_What you have to do_
Review the listing and copy each line that holds the word "riot".

_Recorded information_
_ _ _ _ _ _ _

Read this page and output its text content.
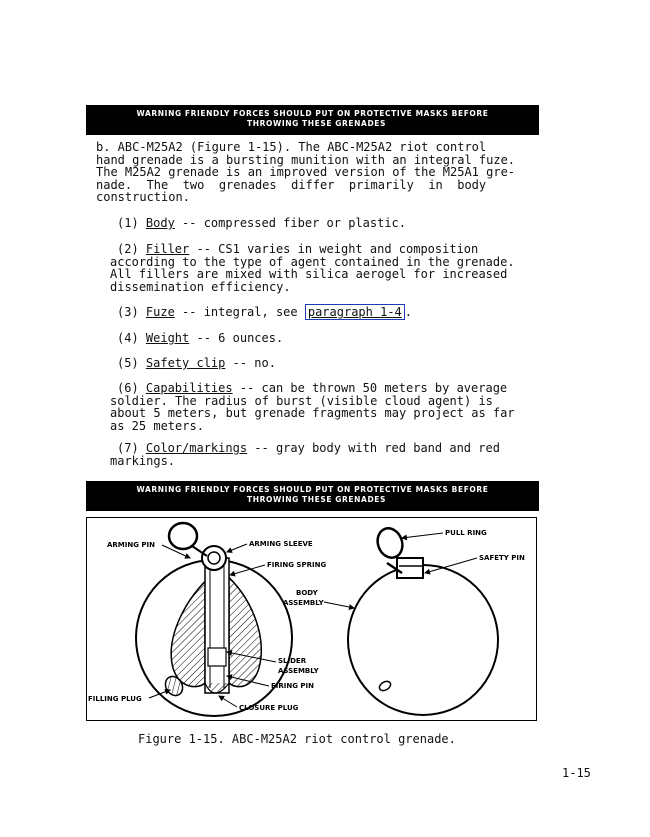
WARNING FRIENDLY FORCES SHOULD PUT ON PROTECTIVE MASKS BEFORE

THROWING THESE GRENADES
b. ABC-M25A2 (Figure 1-15). The ABC-M25A2 riot control
hand grenade is a bursting munition with an integral fuze.
The M25A2 grenade is an improved version of the M25A1 gre-
nade.  The  two  grenades  differ  primarily  in  body
construction.
(1) Body -- compressed fiber or plastic.
(2) Filler -- CS1 varies in weight and composition
according to the type of agent contained in the grenade.
All fillers are mixed with silica aerogel for increased
dissemination efficiency.
(3) Fuze -- integral, see paragraph 1-4 .
(4) Weight -- 6 ounces.
(5) Safety clip -- no.
(6) Capabilities -- can be thrown 50 meters by average
soldier. The radius of burst (visible cloud agent) is
about 5 meters, but grenade fragments may project as far
as 25 meters.
(7) Color/markings -- gray body with red band and red
markings.
WARNING FRIENDLY FORCES SHOULD PUT ON PROTECTIVE MASKS BEFORE

THROWING THESE GRENADES
ARMING PIN	ARMING SLEEVE
FIRING SPRING
BODY
ASSEMBLY
SLIDER
ASSEMBLY
FIRING PIN
FILLING PLUG
CLOSURE PLUG
PULL RING
SAFETY PIN
Figure 1-15. ABC-M25A2 riot control grenade.
1-15
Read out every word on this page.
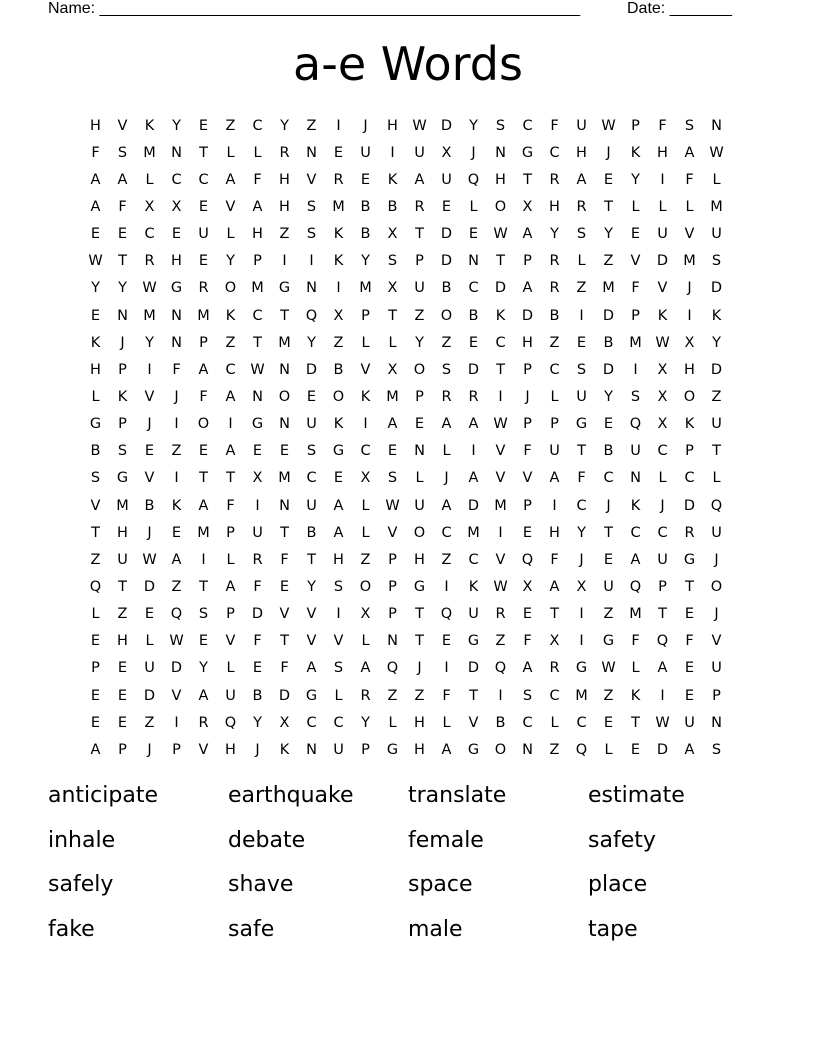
Name: ______________________________________________________	Date: _______
a-e Words
H	V	K	Y	E	Z	C	Y	Z	I	J	H W D	Y	S	C	F	U	W	P	F	S	N
F	S	M	N	T	L	L	R	N	E	U	I	U	X	J	N	G	C	H	J	K	H	A	W
A	A	L	C	C	A	F	H	V	R	E	K	A	U	Q	H	T	R	A	E	Y	I	F	L
A	F	X	X	E	V	A	H	S	M	B	B	R	E	L	O	X	H	R	T	L	L	L	M
E	E	C	E	U	L	H	Z	S	K	B	X	T	D	E	W	A	Y	S	Y	E	U	V	U
W	T	R	H	E	Y	P	I	I	K	Y	S	P	D	N	T	P	R	L	Z	V	D	M	S
Y	Y	W G	R	O	M	G	N	I	M	X	U	B	C	D	A	R	Z	M	F	V	J	D
E	N	M	N	M	K	C	T	Q	X	P	T	Z	O	B	K	D	B	I	D	P	K	I	K
K	J	Y	N	P	Z	T	M	Y	Z	L	L	Y	Z	E	C	H	Z	E	B	M W	X	Y
H	P	I	F	A	C	W N	D	B	V	X	O	S	D	T	P	C	S	D	I	X	H	D
L	K	V	J	F	A	N	O	E	O	K	M	P	R	R	I	J	L	U	Y	S	X	O	Z
G	P	J	I	O	I	G	N	U	K	I	A	E	A	A	W	P	P	G	E	Q	X	K	U
B	S	E	Z	E	A	E	E	S	G	C	E	N	L	I	V	F	U	T	B	U	C	P	T
S	G	V	I	T	T	X	M	C	E	X	S	L	J	A	V	V	A	F	C	N	L	C	L
V	M	B	K	A	F	I	N	U	A	L	W	U	A	D	M	P	I	C	J	K	J	D	Q
T	H	J	E	M	P	U	T	B	A	L	V	O	C	M	I	E	H	Y	T	C	C	R	U
Z	U	W	A	I	L	R	F	T	H	Z	P	H	Z	C	V	Q	F	J	E	A	U	G	J
Q	T	D	Z	T	A	F	E	Y	S	O	P	G	I	K	W	X	A	X	U	Q	P	T	O
L	Z	E	Q	S	P	D	V	V	I	X	P	T	Q	U	R	E	T	I	Z	M	T	E	J
E	H	L	W	E	V	F	T	V	V	L	N	T	E	G	Z	F	X	I	G	F	Q	F	V
P	E	U	D	Y	L	E	F	A	S	A	Q	J	I	D	Q	A	R	G W	L	A	E	U
E	E	D	V	A	U	B	D	G	L	R	Z	Z	F	T	I	S	C	M	Z	K	I	E	P
E	E	Z	I	R	Q	Y	X	C	C	Y	L	H	L	V	B	C	L	C	E	T	W	U	N
A	P	J	P	V	H	J	K	N	U	P	G	H	A	G	O	N	Z	Q	L	E	D	A	S
anticipate	earthquake	translate	estimate
inhale	debate	female	safety
safely	shave	space	place
fake	safe	male	tape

_ _ _ _ _ _ _

_Result_
b. ABC-M25A2 (Figure 1-15). The ABC-M25A2 riot control
Figure 1-15. ABC-M25A2 riot control grenade.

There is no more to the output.